**WHAT YOU ARE ASKED TO DO**. Search the listing below for the string "porcentaje" and show each line that contains it.

**Saved entries**.
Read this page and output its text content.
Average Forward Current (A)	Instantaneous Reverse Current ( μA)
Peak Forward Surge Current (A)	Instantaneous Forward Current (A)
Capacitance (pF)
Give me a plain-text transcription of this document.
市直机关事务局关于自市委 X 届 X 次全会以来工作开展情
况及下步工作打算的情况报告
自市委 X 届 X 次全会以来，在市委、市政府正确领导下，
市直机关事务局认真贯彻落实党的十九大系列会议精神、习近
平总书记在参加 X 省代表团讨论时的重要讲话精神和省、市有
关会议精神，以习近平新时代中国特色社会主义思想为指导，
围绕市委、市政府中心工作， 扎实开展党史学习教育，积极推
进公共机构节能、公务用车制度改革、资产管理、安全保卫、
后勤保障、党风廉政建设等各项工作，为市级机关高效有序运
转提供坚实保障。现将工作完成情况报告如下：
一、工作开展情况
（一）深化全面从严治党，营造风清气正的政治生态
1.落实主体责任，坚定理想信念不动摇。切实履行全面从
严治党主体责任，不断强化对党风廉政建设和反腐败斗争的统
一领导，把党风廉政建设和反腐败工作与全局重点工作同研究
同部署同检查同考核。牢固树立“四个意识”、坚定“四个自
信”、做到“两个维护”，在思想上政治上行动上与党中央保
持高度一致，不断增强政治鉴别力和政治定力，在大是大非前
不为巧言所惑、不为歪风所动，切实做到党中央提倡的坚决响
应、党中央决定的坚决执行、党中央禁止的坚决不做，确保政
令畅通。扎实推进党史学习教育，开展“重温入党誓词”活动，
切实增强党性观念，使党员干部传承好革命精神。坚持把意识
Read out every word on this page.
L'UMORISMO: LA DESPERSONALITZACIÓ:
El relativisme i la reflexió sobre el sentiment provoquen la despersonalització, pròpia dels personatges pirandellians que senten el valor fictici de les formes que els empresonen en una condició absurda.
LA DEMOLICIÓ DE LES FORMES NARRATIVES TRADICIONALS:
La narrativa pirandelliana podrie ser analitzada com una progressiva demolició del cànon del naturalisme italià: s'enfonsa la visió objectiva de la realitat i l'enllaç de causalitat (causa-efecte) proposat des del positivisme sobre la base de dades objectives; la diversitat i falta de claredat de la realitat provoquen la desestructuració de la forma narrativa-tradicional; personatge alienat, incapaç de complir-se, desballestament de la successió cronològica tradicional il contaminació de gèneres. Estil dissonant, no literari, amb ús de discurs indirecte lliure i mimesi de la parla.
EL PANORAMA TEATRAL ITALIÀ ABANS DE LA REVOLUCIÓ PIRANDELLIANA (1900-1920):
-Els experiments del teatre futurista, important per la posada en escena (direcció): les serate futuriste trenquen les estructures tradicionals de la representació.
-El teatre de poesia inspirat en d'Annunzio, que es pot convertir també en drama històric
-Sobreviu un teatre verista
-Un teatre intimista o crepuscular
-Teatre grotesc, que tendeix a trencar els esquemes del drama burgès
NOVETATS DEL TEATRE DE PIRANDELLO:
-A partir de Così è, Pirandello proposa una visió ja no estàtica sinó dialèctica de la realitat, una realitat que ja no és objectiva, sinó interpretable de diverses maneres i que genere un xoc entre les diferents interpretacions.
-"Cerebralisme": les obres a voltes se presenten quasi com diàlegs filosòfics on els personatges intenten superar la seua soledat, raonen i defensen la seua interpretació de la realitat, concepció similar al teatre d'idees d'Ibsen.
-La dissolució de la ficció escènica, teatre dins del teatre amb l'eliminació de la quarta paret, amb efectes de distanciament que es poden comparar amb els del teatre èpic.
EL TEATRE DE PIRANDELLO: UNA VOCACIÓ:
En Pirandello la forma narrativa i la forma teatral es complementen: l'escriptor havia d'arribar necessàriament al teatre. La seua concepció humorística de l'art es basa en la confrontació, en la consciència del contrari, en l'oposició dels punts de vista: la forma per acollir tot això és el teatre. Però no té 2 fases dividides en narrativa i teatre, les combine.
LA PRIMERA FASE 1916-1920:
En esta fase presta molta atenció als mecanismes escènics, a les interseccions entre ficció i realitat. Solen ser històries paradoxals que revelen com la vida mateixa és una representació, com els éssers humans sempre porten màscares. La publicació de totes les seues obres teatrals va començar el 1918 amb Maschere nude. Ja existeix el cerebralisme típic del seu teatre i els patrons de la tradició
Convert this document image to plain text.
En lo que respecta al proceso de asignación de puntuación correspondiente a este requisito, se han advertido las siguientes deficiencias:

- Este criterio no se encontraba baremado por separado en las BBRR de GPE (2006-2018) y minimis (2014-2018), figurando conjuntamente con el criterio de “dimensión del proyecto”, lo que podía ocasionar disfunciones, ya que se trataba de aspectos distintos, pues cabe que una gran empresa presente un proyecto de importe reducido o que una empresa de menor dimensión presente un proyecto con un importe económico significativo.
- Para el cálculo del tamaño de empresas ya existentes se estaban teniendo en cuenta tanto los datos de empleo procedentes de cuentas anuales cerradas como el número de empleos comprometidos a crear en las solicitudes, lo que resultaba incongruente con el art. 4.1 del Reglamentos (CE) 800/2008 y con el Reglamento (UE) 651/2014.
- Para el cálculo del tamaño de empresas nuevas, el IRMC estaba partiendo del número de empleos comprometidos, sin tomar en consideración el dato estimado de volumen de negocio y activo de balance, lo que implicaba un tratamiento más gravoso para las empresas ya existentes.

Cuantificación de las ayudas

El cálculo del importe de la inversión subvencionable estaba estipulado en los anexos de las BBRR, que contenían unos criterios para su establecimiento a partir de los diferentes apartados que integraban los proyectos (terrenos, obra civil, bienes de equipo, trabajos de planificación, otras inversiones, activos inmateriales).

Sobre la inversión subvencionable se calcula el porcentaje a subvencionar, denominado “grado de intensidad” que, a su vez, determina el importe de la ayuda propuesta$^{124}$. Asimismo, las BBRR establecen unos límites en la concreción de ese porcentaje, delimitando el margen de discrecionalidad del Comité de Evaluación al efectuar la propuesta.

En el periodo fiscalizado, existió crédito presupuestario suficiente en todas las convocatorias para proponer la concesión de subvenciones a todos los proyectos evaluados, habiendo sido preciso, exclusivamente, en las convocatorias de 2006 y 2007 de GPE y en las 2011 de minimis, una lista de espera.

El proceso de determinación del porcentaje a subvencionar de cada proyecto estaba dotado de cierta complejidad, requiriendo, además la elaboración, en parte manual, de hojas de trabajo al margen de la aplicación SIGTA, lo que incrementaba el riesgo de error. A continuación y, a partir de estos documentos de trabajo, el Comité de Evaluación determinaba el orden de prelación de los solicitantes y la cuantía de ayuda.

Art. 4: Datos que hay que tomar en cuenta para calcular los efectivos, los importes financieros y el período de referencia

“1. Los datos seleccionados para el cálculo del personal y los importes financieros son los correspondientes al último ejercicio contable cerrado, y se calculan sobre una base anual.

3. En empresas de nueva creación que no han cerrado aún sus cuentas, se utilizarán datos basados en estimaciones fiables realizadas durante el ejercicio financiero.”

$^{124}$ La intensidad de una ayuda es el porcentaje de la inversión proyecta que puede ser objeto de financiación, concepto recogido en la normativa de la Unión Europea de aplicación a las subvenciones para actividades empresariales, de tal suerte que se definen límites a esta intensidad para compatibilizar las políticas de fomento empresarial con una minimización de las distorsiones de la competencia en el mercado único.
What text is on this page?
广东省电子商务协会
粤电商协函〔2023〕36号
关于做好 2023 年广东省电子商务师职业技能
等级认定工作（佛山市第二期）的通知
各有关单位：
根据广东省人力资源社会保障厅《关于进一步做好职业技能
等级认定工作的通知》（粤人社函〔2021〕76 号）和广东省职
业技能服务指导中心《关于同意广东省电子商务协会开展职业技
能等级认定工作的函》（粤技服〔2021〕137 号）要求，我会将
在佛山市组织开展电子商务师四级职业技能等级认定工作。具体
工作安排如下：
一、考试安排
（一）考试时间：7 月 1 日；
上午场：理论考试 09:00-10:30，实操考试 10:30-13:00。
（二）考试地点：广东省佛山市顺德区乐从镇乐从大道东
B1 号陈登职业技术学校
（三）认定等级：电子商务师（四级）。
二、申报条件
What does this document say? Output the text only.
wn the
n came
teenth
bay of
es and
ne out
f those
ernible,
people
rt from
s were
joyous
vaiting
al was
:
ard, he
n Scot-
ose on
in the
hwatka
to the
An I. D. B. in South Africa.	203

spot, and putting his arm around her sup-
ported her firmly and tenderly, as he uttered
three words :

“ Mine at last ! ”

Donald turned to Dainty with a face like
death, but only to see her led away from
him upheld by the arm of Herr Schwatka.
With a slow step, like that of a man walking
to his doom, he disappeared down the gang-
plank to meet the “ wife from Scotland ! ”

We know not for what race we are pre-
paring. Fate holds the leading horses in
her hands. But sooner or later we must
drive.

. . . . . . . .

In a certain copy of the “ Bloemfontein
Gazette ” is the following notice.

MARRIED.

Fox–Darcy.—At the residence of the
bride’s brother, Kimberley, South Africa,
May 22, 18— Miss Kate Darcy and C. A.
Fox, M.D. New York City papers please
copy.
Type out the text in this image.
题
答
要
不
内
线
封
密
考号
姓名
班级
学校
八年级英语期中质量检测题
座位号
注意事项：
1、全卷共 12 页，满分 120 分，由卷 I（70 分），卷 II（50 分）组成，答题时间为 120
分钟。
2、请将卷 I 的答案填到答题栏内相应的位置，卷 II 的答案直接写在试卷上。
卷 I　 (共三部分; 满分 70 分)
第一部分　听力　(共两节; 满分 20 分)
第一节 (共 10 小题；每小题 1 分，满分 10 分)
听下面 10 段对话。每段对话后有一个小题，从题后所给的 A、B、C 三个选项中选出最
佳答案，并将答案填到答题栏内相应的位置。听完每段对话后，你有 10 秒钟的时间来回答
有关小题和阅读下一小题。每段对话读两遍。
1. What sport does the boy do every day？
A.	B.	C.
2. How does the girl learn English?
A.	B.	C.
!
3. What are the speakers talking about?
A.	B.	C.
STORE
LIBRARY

**THE RESULT**.
Sobre la inversión subvencionable se calcula el porcentaje a subvencionar, denominado “grado de intensidad” que, a su vez, determina el importe de la ayuda propuesta$^{124}$. Asimismo, las BBRR establecen unos límites en la concreción de ese porcentaje, delimitando el margen de discrecionalidad del Comité de Evaluación al efectuar la propuesta.
El proceso de determinación del porcentaje a subvencionar de cada proyecto estaba dotado de cierta complejidad, requiriendo, además la elaboración, en parte manual, de hojas de trabajo al margen de la aplicación SIGTA, lo que incrementaba el riesgo de error. A continuación y, a partir de estos documentos de trabajo, el Comité de Evaluación determinaba el orden de prelación de los solicitantes y la cuantía de ayuda.
$^{124}$ La intensidad de una ayuda es el porcentaje de la inversión proyecta que puede ser objeto de financiación, concepto recogido en la normativa de la Unión Europea de aplicación a las subvenciones para actividades empresariales, de tal suerte que se definen límites a esta intensidad para compatibilizar las políticas de fomento empresarial con una minimización de las distorsiones de la competencia en el mercado único.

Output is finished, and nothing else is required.